• **What is required**: Extract all of the data and reproduce it precisely.

## begin Material provided

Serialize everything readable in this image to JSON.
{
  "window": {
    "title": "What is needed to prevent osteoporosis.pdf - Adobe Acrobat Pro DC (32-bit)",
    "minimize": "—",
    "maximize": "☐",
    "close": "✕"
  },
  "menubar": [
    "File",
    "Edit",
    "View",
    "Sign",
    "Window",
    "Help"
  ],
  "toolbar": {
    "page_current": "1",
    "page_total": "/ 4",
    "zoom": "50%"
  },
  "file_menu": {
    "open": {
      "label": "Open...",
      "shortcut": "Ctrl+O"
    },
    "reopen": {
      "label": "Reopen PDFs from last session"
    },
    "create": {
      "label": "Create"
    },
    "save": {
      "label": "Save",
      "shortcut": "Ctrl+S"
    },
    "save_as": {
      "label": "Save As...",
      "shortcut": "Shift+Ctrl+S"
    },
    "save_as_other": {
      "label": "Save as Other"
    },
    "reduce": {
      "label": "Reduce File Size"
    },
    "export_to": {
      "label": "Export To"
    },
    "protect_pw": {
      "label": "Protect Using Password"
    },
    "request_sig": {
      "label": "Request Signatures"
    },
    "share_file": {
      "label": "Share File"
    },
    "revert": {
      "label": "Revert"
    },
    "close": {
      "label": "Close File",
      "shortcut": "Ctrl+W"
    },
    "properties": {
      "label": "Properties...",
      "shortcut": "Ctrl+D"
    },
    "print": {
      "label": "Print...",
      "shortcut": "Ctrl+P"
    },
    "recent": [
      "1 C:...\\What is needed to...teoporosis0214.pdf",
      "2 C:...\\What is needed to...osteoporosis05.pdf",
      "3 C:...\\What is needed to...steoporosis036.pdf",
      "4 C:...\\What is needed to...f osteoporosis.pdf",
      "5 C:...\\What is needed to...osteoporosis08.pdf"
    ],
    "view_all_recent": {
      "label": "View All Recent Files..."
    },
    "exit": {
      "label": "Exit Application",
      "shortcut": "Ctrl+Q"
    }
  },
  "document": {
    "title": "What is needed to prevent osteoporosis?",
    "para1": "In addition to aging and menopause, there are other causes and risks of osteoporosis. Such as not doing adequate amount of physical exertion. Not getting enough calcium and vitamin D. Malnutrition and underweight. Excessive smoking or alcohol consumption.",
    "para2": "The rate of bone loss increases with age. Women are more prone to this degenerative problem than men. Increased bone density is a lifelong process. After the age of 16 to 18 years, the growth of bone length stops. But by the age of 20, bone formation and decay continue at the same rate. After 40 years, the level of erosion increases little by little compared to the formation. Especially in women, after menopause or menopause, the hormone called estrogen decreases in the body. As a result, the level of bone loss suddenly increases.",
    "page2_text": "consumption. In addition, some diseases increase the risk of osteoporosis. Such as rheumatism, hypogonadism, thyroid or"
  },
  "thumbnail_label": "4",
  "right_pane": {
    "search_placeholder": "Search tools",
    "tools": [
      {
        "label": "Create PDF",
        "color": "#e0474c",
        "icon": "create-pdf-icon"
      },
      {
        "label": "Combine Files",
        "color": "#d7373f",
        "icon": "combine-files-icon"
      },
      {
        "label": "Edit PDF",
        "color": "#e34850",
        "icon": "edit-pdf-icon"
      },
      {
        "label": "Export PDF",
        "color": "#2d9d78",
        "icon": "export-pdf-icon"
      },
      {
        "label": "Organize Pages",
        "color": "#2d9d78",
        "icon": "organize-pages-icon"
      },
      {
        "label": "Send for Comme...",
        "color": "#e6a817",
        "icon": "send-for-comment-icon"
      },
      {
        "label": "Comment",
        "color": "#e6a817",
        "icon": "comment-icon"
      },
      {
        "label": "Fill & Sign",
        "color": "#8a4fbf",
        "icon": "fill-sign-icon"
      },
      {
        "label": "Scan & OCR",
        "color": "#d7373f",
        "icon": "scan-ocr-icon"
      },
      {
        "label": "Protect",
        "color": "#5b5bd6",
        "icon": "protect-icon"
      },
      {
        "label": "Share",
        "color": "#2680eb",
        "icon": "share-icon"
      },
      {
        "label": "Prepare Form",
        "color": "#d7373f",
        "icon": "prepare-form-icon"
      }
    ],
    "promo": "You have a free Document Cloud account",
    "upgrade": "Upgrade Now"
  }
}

## end Material provided

• **Task result**:
Serialize everything readable in this image to JSON.
{
  "window": {
    "title": "What is needed to prevent osteoporosis.pdf - Adobe Acrobat Pro DC (32-bit)",
    "minimize": "—",
    "maximize": "☐",
    "close": "✕"
  },
  "menubar": [
    "File",
    "Edit",
    "View",
    "Sign",
    "Window",
    "Help"
  ],
  "toolbar": {
    "page_current": "1",
    "page_total": "/ 4",
    "zoom": "50%"
  },
  "file_menu": {
    "open": {
      "label": "Open...",
      "shortcut": "Ctrl+O"
    },
    "reopen": {
      "label": "Reopen PDFs from last session"
    },
    "create": {
      "label": "Create"
    },
    "save": {
      "label": "Save",
      "shortcut": "Ctrl+S"
    },
    "save_as": {
      "label": "Save As...",
      "shortcut": "Shift+Ctrl+S"
    },
    "save_as_other": {
      "label": "Save as Other"
    },
    "reduce": {
      "label": "Reduce File Size"
    },
    "export_to": {
      "label": "Export To"
    },
    "protect_pw": {
      "label": "Protect Using Password"
    },
    "request_sig": {
      "label": "Request Signatures"
    },
    "share_file": {
      "label": "Share File"
    },
    "revert": {
      "label": "Revert"
    },
    "close": {
      "label": "Close File",
      "shortcut": "Ctrl+W"
    },
    "properties": {
      "label": "Properties...",
      "shortcut": "Ctrl+D"
    },
    "print": {
      "label": "Print...",
      "shortcut": "Ctrl+P"
    },
    "recent": [
      "1 C:...\\What is needed to...teoporosis0214.pdf",
      "2 C:...\\What is needed to...osteoporosis05.pdf",
      "3 C:...\\What is needed to...steoporosis036.pdf",
      "4 C:...\\What is needed to...f osteoporosis.pdf",
      "5 C:...\\What is needed to...osteoporosis08.pdf"
    ],
    "view_all_recent": {
      "label": "View All Recent Files..."
    },
    "exit": {
      "label": "Exit Application",
      "shortcut": "Ctrl+Q"
    }
  },
  "document": {
    "title": "What is needed to prevent osteoporosis?",
    "para1": "In addition to aging and menopause, there are other causes and risks of osteoporosis. Such as not doing adequate amount of physical exertion. Not getting enough calcium and vitamin D. Malnutrition and underweight. Excessive smoking or alcohol consumption.",
    "para2": "The rate of bone loss increases with age. Women are more prone to this degenerative problem than men. Increased bone density is a lifelong process. After the age of 16 to 18 years, the growth of bone length stops. But by the age of 20, bone formation and decay continue at the same rate. After 40 years, the level of erosion increases little by little compared to the formation. Especially in women, after menopause or menopause, the hormone called estrogen decreases in the body. As a result, the level of bone loss suddenly increases.",
    "page2_text": "consumption. In addition, some diseases increase the risk of osteoporosis. Such as rheumatism, hypogonadism, thyroid or"
  },
  "thumbnail_label": "4",
  "right_pane": {
    "search_placeholder": "Search tools",
    "tools": [
      {
        "label": "Create PDF",
        "color": "#e0474c",
        "icon": "create-pdf-icon"
      },
      {
        "label": "Combine Files",
        "color": "#d7373f",
        "icon": "combine-files-icon"
      },
      {
        "label": "Edit PDF",
        "color": "#e34850",
        "icon": "edit-pdf-icon"
      },
      {
        "label": "Export PDF",
        "color": "#2d9d78",
        "icon": "export-pdf-icon"
      },
      {
        "label": "Organize Pages",
        "color": "#2d9d78",
        "icon": "organize-pages-icon"
      },
      {
        "label": "Send for Comme...",
        "color": "#e6a817",
        "icon": "send-for-comment-icon"
      },
      {
        "label": "Comment",
        "color": "#e6a817",
        "icon": "comment-icon"
      },
      {
        "label": "Fill & Sign",
        "color": "#8a4fbf",
        "icon": "fill-sign-icon"
      },
      {
        "label": "Scan & OCR",
        "color": "#d7373f",
        "icon": "scan-ocr-icon"
      },
      {
        "label": "Protect",
        "color": "#5b5bd6",
        "icon": "protect-icon"
      },
      {
        "label": "Share",
        "color": "#2680eb",
        "icon": "share-icon"
      },
      {
        "label": "Prepare Form",
        "color": "#d7373f",
        "icon": "prepare-form-icon"
      }
    ],
    "promo": "You have a free Document Cloud account",
    "upgrade": "Upgrade Now"
  }
}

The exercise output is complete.